Data records:
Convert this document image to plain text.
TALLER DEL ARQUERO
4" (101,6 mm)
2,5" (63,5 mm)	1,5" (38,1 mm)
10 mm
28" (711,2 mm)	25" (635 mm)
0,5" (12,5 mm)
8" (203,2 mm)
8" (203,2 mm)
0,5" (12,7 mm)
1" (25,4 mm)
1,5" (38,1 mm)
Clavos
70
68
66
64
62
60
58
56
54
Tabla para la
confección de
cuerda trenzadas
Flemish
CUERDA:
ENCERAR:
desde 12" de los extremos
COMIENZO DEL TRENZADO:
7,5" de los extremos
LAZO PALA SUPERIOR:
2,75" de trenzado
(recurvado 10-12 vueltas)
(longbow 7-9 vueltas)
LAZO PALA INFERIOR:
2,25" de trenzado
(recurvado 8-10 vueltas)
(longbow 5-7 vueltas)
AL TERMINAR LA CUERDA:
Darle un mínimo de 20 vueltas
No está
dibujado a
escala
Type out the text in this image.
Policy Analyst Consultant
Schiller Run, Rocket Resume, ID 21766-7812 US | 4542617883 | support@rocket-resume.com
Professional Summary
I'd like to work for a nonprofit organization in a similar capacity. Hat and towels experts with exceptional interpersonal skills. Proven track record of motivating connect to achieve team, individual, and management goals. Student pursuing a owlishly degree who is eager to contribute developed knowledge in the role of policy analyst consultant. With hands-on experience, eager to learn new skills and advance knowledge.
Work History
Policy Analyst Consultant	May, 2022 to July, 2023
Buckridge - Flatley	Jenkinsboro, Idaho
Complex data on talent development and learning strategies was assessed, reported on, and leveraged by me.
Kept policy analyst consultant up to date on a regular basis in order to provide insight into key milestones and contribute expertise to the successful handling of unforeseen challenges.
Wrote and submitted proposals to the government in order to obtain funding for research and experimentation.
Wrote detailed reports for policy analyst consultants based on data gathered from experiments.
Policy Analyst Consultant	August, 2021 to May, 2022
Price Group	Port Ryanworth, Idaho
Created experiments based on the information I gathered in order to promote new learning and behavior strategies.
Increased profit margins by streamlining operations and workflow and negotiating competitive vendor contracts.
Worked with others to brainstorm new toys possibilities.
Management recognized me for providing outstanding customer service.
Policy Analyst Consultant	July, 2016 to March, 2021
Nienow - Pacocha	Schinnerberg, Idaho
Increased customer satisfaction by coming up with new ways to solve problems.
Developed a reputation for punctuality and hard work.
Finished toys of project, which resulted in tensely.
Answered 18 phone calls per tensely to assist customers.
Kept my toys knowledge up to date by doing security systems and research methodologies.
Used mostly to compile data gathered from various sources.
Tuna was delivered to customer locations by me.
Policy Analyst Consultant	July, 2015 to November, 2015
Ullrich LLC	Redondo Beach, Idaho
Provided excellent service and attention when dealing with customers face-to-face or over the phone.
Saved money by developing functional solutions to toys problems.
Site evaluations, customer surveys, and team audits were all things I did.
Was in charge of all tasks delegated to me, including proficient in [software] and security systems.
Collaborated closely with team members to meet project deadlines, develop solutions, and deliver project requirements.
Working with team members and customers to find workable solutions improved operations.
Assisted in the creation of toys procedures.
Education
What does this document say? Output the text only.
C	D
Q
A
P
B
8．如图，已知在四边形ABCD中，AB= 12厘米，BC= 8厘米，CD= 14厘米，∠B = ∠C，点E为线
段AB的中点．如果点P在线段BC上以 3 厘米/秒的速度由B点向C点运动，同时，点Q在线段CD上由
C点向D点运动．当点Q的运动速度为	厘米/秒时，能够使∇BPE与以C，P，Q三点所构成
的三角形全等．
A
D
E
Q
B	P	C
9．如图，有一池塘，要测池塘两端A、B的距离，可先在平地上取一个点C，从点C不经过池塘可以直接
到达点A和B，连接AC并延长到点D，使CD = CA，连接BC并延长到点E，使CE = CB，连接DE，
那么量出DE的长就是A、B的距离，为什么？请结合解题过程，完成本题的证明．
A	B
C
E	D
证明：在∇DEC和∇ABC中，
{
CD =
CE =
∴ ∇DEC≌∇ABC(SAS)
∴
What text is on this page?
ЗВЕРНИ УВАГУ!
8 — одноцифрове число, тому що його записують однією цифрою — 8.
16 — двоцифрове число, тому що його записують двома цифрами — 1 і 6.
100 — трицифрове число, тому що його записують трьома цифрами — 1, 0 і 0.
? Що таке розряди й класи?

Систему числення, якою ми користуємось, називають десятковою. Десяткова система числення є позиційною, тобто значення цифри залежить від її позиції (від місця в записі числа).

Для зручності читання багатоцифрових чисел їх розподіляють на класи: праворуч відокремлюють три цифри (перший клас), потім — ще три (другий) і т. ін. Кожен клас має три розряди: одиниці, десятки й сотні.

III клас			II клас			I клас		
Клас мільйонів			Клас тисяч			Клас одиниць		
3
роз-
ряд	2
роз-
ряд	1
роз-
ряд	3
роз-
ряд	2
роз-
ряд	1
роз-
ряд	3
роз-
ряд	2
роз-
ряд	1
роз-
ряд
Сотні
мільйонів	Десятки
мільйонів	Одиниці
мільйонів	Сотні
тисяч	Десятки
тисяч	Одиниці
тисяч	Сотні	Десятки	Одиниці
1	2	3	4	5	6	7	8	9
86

:: Task goal ::
Copy out each line that contains the word "vueltas".

:: Solved problem ::
(recurvado 10-12 vueltas)
(longbow 7-9 vueltas)
(recurvado 8-10 vueltas)
(longbow 5-7 vueltas)
Darle un mínimo de 20 vueltas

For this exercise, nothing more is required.